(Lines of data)
⁂

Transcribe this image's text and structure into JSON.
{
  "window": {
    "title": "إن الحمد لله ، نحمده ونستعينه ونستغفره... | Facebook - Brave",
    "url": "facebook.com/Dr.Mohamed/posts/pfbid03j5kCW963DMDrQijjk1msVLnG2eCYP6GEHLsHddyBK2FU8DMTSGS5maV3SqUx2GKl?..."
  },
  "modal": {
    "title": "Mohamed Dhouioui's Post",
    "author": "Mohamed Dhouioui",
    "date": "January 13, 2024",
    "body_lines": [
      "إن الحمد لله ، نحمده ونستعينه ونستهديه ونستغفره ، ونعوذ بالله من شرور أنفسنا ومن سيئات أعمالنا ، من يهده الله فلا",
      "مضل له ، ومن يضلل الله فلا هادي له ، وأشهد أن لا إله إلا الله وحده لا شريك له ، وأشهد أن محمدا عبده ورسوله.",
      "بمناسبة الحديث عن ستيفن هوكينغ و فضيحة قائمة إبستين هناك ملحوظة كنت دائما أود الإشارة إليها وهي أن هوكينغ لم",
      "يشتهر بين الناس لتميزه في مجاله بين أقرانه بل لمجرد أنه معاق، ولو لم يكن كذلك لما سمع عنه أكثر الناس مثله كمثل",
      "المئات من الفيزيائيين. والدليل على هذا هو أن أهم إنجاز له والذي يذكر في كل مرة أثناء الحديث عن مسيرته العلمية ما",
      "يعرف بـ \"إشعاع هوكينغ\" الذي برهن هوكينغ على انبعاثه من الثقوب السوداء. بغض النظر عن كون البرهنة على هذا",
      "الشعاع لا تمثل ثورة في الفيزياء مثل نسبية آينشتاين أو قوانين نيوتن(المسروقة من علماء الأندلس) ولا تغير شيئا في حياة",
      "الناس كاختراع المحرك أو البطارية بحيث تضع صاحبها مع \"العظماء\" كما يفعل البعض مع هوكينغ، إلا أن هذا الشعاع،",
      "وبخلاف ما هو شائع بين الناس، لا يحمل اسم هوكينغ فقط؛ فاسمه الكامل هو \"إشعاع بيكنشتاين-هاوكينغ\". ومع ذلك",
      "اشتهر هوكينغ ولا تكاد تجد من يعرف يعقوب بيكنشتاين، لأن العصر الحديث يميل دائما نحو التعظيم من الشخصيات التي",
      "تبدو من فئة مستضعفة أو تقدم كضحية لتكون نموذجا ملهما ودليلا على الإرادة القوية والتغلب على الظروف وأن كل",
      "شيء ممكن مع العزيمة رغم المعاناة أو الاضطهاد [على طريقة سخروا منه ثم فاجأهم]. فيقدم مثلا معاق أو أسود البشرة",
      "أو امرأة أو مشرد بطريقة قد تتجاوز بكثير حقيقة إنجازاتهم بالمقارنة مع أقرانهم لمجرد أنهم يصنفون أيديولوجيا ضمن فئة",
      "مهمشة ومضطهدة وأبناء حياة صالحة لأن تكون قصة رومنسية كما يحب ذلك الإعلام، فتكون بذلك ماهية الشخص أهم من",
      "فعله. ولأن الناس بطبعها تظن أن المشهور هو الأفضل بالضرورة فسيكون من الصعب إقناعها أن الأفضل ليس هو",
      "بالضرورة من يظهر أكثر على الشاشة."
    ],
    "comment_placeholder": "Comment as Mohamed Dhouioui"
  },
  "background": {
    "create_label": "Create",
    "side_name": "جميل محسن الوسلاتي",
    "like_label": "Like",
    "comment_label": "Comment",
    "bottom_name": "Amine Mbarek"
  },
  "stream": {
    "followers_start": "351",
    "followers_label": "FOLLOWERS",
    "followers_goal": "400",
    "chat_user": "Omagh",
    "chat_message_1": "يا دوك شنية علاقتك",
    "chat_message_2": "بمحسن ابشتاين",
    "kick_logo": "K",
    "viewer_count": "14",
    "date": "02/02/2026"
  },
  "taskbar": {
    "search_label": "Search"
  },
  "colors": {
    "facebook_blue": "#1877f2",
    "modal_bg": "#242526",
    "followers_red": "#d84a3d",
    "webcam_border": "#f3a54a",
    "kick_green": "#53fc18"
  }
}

⁂

Where a line in the material above holds "حياة", copy that line.

▶ **Result for this exercise**:
      "الشعاع لا تمثل ثورة في الفيزياء مثل نسبية آينشتاين أو قوانين نيوتن(المسروقة من علماء الأندلس) ولا تغير شيئا في حياة",
      "مهمشة ومضطهدة وأبناء حياة صالحة لأن تكون قصة رومنسية كما يحب ذلك الإعلام، فتكون بذلك ماهية الشخص أهم من",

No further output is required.